**Given data**
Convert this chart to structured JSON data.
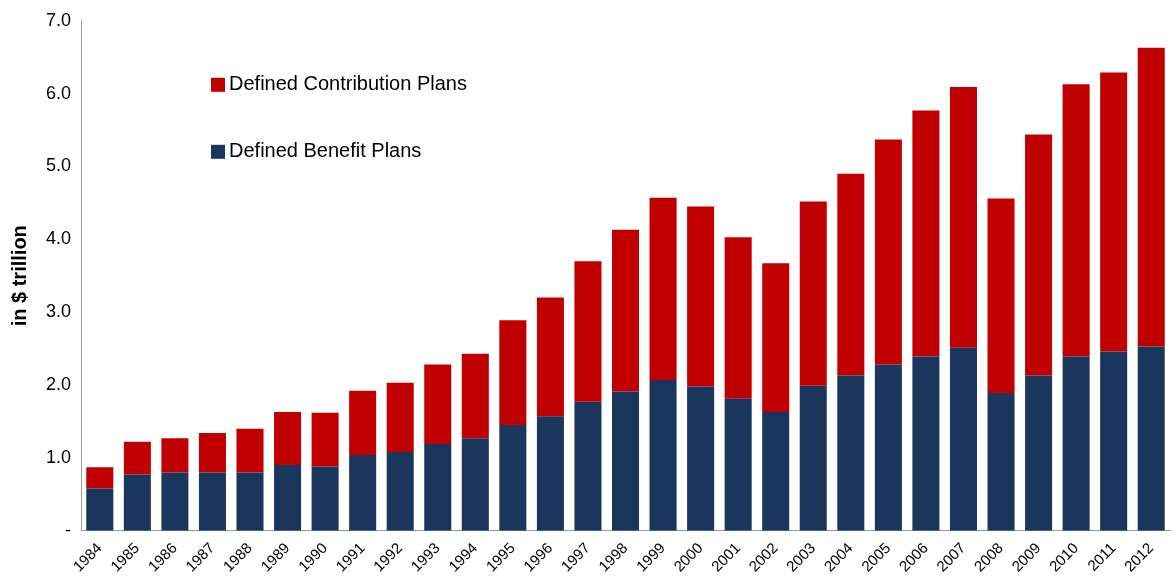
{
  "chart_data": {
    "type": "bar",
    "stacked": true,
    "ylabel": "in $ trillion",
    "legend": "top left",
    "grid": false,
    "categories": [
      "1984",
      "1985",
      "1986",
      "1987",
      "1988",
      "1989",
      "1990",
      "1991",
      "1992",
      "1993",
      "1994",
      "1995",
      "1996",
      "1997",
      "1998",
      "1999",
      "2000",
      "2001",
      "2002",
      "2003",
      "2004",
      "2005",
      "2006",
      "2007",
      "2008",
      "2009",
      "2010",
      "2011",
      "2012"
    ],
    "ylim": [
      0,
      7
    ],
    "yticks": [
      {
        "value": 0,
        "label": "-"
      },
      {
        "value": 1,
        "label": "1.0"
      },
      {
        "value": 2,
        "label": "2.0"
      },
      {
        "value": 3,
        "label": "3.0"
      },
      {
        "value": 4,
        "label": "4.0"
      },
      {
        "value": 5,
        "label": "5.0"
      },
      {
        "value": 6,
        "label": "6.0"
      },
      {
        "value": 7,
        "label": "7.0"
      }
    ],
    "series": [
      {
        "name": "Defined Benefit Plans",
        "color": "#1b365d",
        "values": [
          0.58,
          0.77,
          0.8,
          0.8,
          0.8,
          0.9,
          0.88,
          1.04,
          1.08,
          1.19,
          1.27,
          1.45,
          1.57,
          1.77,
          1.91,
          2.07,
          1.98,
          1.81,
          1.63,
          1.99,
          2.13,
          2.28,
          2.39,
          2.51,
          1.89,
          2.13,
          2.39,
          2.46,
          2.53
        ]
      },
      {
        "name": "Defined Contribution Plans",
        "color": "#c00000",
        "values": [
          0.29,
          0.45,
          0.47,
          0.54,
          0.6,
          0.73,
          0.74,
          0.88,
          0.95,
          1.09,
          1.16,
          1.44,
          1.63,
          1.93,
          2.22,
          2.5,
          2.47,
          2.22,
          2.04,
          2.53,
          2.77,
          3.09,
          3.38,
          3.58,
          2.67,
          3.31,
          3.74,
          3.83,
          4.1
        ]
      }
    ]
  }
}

**Task requirements**
Reproduce the listing exactly. Leave its pictures out.

**Reply**
Convert this chart to structured JSON data.
{
  "chart_data": {
    "type": "bar",
    "stacked": true,
    "ylabel": "in $ trillion",
    "legend": "top left",
    "grid": false,
    "categories": [
      "1984",
      "1985",
      "1986",
      "1987",
      "1988",
      "1989",
      "1990",
      "1991",
      "1992",
      "1993",
      "1994",
      "1995",
      "1996",
      "1997",
      "1998",
      "1999",
      "2000",
      "2001",
      "2002",
      "2003",
      "2004",
      "2005",
      "2006",
      "2007",
      "2008",
      "2009",
      "2010",
      "2011",
      "2012"
    ],
    "ylim": [
      0,
      7
    ],
    "yticks": [
      {
        "value": 0,
        "label": "-"
      },
      {
        "value": 1,
        "label": "1.0"
      },
      {
        "value": 2,
        "label": "2.0"
      },
      {
        "value": 3,
        "label": "3.0"
      },
      {
        "value": 4,
        "label": "4.0"
      },
      {
        "value": 5,
        "label": "5.0"
      },
      {
        "value": 6,
        "label": "6.0"
      },
      {
        "value": 7,
        "label": "7.0"
      }
    ],
    "series": [
      {
        "name": "Defined Benefit Plans",
        "color": "#1b365d",
        "values": [
          0.58,
          0.77,
          0.8,
          0.8,
          0.8,
          0.9,
          0.88,
          1.04,
          1.08,
          1.19,
          1.27,
          1.45,
          1.57,
          1.77,
          1.91,
          2.07,
          1.98,
          1.81,
          1.63,
          1.99,
          2.13,
          2.28,
          2.39,
          2.51,
          1.89,
          2.13,
          2.39,
          2.46,
          2.53
        ]
      },
      {
        "name": "Defined Contribution Plans",
        "color": "#c00000",
        "values": [
          0.29,
          0.45,
          0.47,
          0.54,
          0.6,
          0.73,
          0.74,
          0.88,
          0.95,
          1.09,
          1.16,
          1.44,
          1.63,
          1.93,
          2.22,
          2.5,
          2.47,
          2.22,
          2.04,
          2.53,
          2.77,
          3.09,
          3.38,
          3.58,
          2.67,
          3.31,
          3.74,
          3.83,
          4.1
        ]
      }
    ]
  }
}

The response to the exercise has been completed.